PROBLEM DESCRIPTION:
A verbatim copy of the records is required, with all pictures left out.

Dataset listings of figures
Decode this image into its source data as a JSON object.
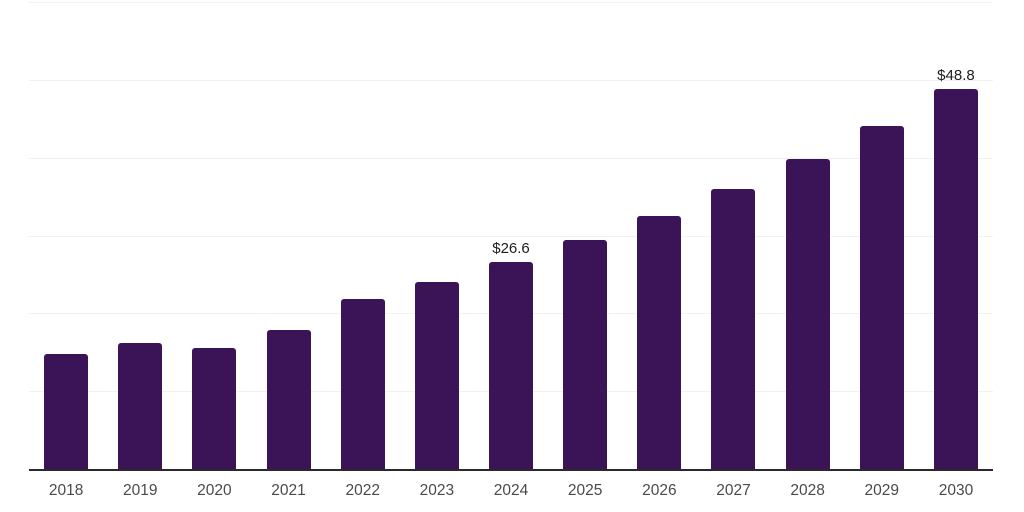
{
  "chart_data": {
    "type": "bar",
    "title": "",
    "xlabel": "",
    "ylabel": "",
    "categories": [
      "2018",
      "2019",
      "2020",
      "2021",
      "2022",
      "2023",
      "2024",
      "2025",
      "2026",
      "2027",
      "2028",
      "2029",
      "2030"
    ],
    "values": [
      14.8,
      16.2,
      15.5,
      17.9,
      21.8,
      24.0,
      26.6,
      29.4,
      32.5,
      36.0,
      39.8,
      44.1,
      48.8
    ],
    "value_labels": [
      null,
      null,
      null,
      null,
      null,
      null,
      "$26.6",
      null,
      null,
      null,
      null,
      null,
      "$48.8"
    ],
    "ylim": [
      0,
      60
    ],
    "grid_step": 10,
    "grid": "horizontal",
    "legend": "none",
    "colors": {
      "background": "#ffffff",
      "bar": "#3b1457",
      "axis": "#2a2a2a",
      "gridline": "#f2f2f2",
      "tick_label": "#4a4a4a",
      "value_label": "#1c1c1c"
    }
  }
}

REPLY TO THE TASK:
Decode this image into its source data as a JSON object.
{
  "chart_data": {
    "type": "bar",
    "title": "",
    "xlabel": "",
    "ylabel": "",
    "categories": [
      "2018",
      "2019",
      "2020",
      "2021",
      "2022",
      "2023",
      "2024",
      "2025",
      "2026",
      "2027",
      "2028",
      "2029",
      "2030"
    ],
    "values": [
      14.8,
      16.2,
      15.5,
      17.9,
      21.8,
      24.0,
      26.6,
      29.4,
      32.5,
      36.0,
      39.8,
      44.1,
      48.8
    ],
    "value_labels": [
      null,
      null,
      null,
      null,
      null,
      null,
      "$26.6",
      null,
      null,
      null,
      null,
      null,
      "$48.8"
    ],
    "ylim": [
      0,
      60
    ],
    "grid_step": 10,
    "grid": "horizontal",
    "legend": "none",
    "colors": {
      "background": "#ffffff",
      "bar": "#3b1457",
      "axis": "#2a2a2a",
      "gridline": "#f2f2f2",
      "tick_label": "#4a4a4a",
      "value_label": "#1c1c1c"
    }
  }
}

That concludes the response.